EXERCISE REQUIREMENTS:
Copy every entry exactly.

[Dataset items]
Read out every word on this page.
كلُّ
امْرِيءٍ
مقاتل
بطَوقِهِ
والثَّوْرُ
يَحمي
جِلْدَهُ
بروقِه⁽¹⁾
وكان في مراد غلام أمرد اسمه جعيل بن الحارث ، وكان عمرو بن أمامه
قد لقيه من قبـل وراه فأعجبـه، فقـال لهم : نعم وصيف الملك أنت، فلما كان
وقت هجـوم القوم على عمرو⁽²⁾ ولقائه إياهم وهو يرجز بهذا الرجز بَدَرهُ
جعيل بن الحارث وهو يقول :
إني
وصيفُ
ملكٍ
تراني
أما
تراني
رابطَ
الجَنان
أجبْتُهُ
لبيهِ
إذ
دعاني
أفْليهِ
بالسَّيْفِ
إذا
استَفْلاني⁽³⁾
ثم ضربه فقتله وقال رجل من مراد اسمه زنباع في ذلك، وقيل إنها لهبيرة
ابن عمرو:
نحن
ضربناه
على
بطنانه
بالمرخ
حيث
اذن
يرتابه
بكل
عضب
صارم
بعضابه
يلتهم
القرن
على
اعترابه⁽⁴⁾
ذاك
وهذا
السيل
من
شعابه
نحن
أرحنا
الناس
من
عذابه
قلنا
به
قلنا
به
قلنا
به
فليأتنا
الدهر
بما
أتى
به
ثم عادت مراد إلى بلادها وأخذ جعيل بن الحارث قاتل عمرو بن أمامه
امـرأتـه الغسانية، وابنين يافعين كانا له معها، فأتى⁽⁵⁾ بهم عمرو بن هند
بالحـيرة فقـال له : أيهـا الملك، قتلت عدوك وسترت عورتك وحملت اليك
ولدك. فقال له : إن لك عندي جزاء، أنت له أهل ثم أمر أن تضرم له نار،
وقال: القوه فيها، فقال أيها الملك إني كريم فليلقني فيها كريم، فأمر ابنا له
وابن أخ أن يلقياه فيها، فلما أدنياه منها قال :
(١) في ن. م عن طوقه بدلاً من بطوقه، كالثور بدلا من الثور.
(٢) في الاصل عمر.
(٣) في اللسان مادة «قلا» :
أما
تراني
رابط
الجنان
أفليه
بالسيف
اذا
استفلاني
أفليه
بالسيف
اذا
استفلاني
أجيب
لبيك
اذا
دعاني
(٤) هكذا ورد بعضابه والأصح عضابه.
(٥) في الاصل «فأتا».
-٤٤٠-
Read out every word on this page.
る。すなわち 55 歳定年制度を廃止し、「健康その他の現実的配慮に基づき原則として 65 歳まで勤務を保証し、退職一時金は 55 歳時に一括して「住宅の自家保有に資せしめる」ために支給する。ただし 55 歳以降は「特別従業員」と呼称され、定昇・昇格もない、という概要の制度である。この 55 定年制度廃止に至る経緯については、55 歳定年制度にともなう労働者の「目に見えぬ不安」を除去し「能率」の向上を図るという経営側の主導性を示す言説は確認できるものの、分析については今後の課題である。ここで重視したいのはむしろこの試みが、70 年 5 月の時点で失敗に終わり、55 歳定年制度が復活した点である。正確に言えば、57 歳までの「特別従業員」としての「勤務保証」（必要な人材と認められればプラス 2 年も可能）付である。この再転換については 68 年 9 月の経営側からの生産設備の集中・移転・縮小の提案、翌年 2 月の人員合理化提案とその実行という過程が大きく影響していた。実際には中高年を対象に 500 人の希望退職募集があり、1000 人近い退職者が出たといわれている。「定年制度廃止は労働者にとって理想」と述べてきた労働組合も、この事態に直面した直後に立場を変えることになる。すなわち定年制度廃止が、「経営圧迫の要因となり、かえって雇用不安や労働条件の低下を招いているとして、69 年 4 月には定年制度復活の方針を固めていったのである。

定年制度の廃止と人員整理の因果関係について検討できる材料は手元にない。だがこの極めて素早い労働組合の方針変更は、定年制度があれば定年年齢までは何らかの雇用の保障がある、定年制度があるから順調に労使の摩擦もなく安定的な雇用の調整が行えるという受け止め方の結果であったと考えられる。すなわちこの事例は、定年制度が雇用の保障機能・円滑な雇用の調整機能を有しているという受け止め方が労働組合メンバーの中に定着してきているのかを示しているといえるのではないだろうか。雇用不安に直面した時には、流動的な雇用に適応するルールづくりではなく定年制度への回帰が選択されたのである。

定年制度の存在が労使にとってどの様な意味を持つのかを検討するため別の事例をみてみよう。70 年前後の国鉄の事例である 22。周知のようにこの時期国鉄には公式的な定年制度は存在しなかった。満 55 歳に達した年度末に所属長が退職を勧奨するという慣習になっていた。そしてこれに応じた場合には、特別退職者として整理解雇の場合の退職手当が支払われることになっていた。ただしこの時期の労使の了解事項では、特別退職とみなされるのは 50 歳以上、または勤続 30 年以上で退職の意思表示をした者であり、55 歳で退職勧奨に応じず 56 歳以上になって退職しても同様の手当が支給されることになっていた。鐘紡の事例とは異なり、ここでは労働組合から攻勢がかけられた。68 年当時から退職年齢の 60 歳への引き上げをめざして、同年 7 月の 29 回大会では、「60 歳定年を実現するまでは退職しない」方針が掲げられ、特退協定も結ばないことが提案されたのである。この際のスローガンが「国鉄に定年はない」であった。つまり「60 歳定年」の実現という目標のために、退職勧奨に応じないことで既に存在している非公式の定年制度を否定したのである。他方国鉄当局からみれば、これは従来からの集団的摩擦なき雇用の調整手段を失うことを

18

RESULT OF THE TASK:
Read out every word on this page.
كلُّ
امْرِيءٍ
مقاتل
بطَوقِهِ
والثَّوْرُ
يَحمي
جِلْدَهُ
بروقِه⁽¹⁾
وكان في مراد غلام أمرد اسمه جعيل بن الحارث ، وكان عمرو بن أمامه
قد لقيه من قبـل وراه فأعجبـه، فقـال لهم : نعم وصيف الملك أنت، فلما كان
وقت هجـوم القوم على عمرو⁽²⁾ ولقائه إياهم وهو يرجز بهذا الرجز بَدَرهُ
جعيل بن الحارث وهو يقول :
إني
وصيفُ
ملكٍ
تراني
أما
تراني
رابطَ
الجَنان
أجبْتُهُ
لبيهِ
إذ
دعاني
أفْليهِ
بالسَّيْفِ
إذا
استَفْلاني⁽³⁾
ثم ضربه فقتله وقال رجل من مراد اسمه زنباع في ذلك، وقيل إنها لهبيرة
ابن عمرو:
نحن
ضربناه
على
بطنانه
بالمرخ
حيث
اذن
يرتابه
بكل
عضب
صارم
بعضابه
يلتهم
القرن
على
اعترابه⁽⁴⁾
ذاك
وهذا
السيل
من
شعابه
نحن
أرحنا
الناس
من
عذابه
قلنا
به
قلنا
به
قلنا
به
فليأتنا
الدهر
بما
أتى
به
ثم عادت مراد إلى بلادها وأخذ جعيل بن الحارث قاتل عمرو بن أمامه
امـرأتـه الغسانية، وابنين يافعين كانا له معها، فأتى⁽⁵⁾ بهم عمرو بن هند
بالحـيرة فقـال له : أيهـا الملك، قتلت عدوك وسترت عورتك وحملت اليك
ولدك. فقال له : إن لك عندي جزاء، أنت له أهل ثم أمر أن تضرم له نار،
وقال: القوه فيها، فقال أيها الملك إني كريم فليلقني فيها كريم، فأمر ابنا له
وابن أخ أن يلقياه فيها، فلما أدنياه منها قال :
(١) في ن. م عن طوقه بدلاً من بطوقه، كالثور بدلا من الثور.
(٢) في الاصل عمر.
(٣) في اللسان مادة «قلا» :
أما
تراني
رابط
الجنان
أفليه
بالسيف
اذا
استفلاني
أفليه
بالسيف
اذا
استفلاني
أجيب
لبيك
اذا
دعاني
(٤) هكذا ورد بعضابه والأصح عضابه.
(٥) في الاصل «فأتا».
-٤٤٠-
Read out every word on this page.
る。すなわち 55 歳定年制度を廃止し、「健康その他の現実的配慮に基づき原則として 65 歳まで勤務を保証し、退職一時金は 55 歳時に一括して「住宅の自家保有に資せしめる」ために支給する。ただし 55 歳以降は「特別従業員」と呼称され、定昇・昇格もない、という概要の制度である。この 55 定年制度廃止に至る経緯については、55 歳定年制度にともなう労働者の「目に見えぬ不安」を除去し「能率」の向上を図るという経営側の主導性を示す言説は確認できるものの、分析については今後の課題である。ここで重視したいのはむしろこの試みが、70 年 5 月の時点で失敗に終わり、55 歳定年制度が復活した点である。正確に言えば、57 歳までの「特別従業員」としての「勤務保証」（必要な人材と認められればプラス 2 年も可能）付である。この再転換については 68 年 9 月の経営側からの生産設備の集中・移転・縮小の提案、翌年 2 月の人員合理化提案とその実行という過程が大きく影響していた。実際には中高年を対象に 500 人の希望退職募集があり、1000 人近い退職者が出たといわれている。「定年制度廃止は労働者にとって理想」と述べてきた労働組合も、この事態に直面した直後に立場を変えることになる。すなわち定年制度廃止が、「経営圧迫の要因となり、かえって雇用不安や労働条件の低下を招いているとして、69 年 4 月には定年制度復活の方針を固めていったのである。

定年制度の廃止と人員整理の因果関係について検討できる材料は手元にない。だがこの極めて素早い労働組合の方針変更は、定年制度があれば定年年齢までは何らかの雇用の保障がある、定年制度があるから順調に労使の摩擦もなく安定的な雇用の調整が行えるという受け止め方の結果であったと考えられる。すなわちこの事例は、定年制度が雇用の保障機能・円滑な雇用の調整機能を有しているという受け止め方が労働組合メンバーの中に定着してきているのかを示しているといえるのではないだろうか。雇用不安に直面した時には、流動的な雇用に適応するルールづくりではなく定年制度への回帰が選択されたのである。

定年制度の存在が労使にとってどの様な意味を持つのかを検討するため別の事例をみてみよう。70 年前後の国鉄の事例である 22。周知のようにこの時期国鉄には公式的な定年制度は存在しなかった。満 55 歳に達した年度末に所属長が退職を勧奨するという慣習になっていた。そしてこれに応じた場合には、特別退職者として整理解雇の場合の退職手当が支払われることになっていた。ただしこの時期の労使の了解事項では、特別退職とみなされるのは 50 歳以上、または勤続 30 年以上で退職の意思表示をした者であり、55 歳で退職勧奨に応じず 56 歳以上になって退職しても同様の手当が支給されることになっていた。鐘紡の事例とは異なり、ここでは労働組合から攻勢がかけられた。68 年当時から退職年齢の 60 歳への引き上げをめざして、同年 7 月の 29 回大会では、「60 歳定年を実現するまでは退職しない」方針が掲げられ、特退協定も結ばないことが提案されたのである。この際のスローガンが「国鉄に定年はない」であった。つまり「60 歳定年」の実現という目標のために、退職勧奨に応じないことで既に存在している非公式の定年制度を否定したのである。他方国鉄当局からみれば、これは従来からの集団的摩擦なき雇用の調整手段を失うことを

18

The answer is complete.